WHAT IS EXPECTED: Below are the records. List every line holding the word "điểu".

MATERIAL SUPPLIED:
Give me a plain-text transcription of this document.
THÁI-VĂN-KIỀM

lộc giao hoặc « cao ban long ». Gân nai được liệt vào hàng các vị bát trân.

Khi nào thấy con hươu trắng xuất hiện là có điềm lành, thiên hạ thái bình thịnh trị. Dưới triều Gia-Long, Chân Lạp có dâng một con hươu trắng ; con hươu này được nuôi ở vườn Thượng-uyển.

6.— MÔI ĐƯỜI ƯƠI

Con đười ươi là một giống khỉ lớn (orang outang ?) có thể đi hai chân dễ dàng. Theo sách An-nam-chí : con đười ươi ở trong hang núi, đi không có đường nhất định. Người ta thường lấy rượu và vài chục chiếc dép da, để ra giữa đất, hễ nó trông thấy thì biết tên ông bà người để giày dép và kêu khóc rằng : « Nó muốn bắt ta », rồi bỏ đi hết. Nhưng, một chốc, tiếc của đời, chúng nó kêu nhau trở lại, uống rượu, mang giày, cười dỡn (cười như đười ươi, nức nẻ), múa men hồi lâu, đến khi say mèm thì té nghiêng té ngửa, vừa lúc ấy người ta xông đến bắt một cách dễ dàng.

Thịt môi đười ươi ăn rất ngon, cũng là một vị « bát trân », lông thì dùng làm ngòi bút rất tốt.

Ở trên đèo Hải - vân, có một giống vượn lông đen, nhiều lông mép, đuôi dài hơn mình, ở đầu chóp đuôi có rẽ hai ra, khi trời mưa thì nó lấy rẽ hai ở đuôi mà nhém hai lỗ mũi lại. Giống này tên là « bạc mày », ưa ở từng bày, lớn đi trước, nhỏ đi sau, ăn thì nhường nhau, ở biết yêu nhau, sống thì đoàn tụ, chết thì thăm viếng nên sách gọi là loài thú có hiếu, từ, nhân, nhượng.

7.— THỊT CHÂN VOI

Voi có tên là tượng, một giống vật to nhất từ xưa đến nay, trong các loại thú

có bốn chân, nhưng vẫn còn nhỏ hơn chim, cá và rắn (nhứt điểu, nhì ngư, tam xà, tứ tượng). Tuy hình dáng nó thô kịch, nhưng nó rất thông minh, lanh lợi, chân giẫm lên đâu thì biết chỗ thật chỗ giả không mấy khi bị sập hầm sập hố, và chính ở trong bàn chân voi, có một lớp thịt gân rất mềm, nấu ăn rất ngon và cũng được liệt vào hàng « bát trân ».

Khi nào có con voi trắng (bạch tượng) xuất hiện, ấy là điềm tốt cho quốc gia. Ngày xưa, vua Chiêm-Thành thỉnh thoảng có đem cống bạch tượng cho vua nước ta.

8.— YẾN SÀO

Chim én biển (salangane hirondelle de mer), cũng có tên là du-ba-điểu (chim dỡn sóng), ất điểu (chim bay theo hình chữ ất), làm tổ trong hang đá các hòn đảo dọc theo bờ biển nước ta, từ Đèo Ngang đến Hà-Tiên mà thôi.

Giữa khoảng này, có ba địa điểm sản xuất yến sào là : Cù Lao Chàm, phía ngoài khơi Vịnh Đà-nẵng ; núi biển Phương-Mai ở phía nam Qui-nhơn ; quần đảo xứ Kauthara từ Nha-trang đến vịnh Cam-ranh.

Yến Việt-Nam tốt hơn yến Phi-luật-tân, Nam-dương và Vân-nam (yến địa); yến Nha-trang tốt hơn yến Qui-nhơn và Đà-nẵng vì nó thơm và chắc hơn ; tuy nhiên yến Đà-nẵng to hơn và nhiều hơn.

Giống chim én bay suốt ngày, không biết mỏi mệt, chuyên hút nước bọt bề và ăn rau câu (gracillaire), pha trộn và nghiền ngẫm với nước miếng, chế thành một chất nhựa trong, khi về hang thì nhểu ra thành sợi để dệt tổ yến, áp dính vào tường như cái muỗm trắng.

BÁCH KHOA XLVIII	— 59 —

THE OUTPUT:
có bốn chân, nhưng vẫn còn nhỏ hơn chim, cá và rắn (nhứt điểu, nhì ngư, tam xà, tứ tượng). Tuy hình dáng nó thô kịch, nhưng nó rất thông minh, lanh lợi, chân giẫm lên đâu thì biết chỗ thật chỗ giả không mấy khi bị sập hầm sập hố, và chính ở trong bàn chân voi, có một lớp thịt gân rất mềm, nấu ăn rất ngon và cũng được liệt vào hàng « bát trân ».
Chim én biển (salangane hirondelle de mer), cũng có tên là du-ba-điểu (chim dỡn sóng), ất điểu (chim bay theo hình chữ ất), làm tổ trong hang đá các hòn đảo dọc theo bờ biển nước ta, từ Đèo Ngang đến Hà-Tiên mà thôi.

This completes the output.